Some records:
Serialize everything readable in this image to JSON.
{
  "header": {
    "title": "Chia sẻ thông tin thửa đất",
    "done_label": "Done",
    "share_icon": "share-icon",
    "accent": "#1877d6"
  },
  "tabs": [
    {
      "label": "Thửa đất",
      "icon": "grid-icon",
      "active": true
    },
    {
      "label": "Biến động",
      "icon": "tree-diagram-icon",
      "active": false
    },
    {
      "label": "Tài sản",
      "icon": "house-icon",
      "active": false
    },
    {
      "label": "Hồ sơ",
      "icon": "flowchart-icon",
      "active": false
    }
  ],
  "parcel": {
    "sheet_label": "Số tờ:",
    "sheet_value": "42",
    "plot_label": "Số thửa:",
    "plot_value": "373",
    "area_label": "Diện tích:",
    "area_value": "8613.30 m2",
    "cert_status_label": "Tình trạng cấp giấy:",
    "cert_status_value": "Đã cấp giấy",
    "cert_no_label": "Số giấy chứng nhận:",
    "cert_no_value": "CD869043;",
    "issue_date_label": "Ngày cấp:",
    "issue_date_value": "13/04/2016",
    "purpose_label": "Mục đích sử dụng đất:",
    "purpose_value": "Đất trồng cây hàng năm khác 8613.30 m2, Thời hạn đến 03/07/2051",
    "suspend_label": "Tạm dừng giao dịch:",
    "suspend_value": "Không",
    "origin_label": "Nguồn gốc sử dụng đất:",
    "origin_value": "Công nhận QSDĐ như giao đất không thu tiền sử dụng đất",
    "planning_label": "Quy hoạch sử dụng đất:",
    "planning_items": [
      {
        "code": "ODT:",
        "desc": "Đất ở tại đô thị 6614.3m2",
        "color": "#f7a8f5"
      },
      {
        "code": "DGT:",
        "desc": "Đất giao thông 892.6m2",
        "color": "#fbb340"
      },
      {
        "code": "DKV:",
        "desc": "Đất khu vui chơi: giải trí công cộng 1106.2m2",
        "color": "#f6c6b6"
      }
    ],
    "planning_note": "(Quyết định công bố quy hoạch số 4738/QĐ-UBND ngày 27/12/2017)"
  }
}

==

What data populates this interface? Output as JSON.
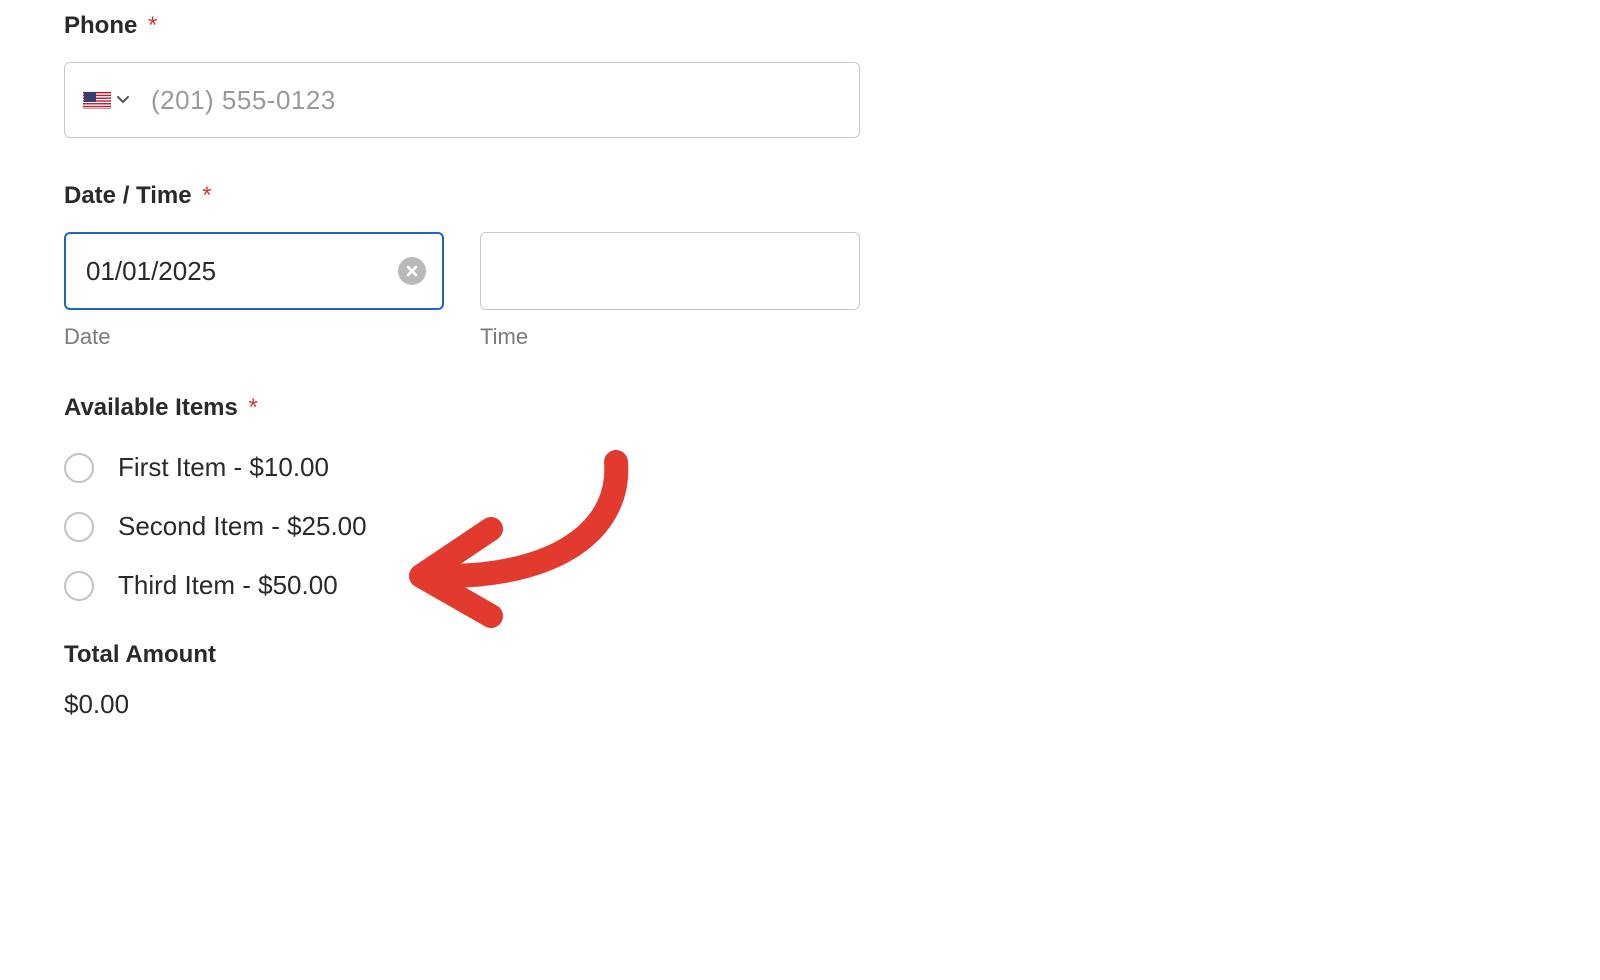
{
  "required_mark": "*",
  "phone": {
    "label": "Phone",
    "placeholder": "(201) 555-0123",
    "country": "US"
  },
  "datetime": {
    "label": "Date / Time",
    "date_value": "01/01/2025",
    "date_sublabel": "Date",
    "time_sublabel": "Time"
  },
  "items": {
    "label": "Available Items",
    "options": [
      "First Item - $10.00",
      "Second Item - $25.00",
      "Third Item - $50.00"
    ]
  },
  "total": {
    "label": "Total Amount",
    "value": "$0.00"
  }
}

...

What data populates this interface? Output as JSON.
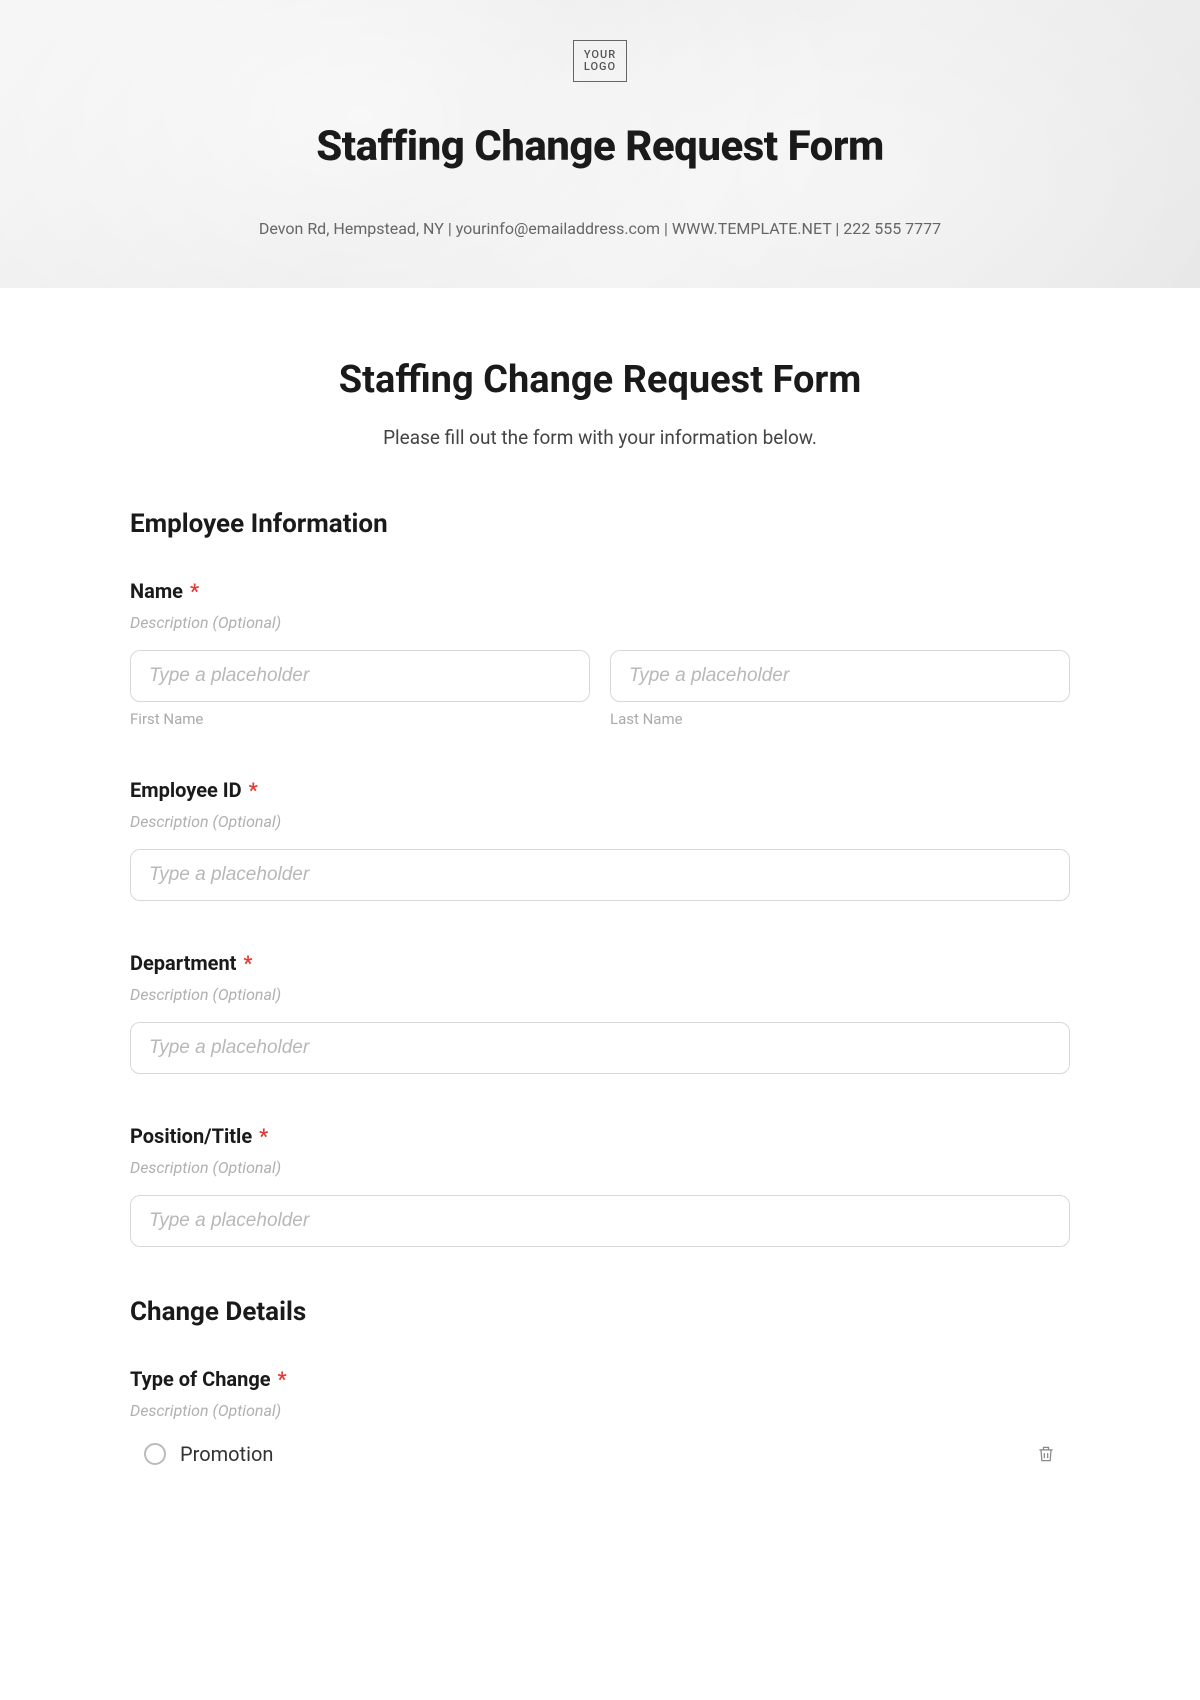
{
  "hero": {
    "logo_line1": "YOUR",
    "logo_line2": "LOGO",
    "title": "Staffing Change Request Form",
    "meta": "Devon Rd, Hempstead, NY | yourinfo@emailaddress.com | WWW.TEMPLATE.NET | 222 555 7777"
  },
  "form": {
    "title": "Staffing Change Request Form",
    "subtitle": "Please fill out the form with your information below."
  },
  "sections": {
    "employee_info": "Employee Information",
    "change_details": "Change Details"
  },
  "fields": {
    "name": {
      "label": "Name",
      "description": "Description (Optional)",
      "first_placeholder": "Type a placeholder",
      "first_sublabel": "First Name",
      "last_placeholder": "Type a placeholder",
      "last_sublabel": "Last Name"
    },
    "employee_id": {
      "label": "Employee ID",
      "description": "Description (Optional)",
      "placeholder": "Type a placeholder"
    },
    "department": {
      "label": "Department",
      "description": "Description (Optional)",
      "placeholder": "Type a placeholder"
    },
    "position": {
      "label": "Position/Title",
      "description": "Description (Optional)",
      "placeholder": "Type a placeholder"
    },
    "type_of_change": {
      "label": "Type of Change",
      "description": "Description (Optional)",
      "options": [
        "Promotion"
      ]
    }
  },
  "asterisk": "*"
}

= Problem to solve =
Within the listing above, find every line containing the string "thông" and return it.

= Solution =
    "title": "Chia sẻ thông tin thửa đất",
        "desc": "Đất giao thông 892.6m2",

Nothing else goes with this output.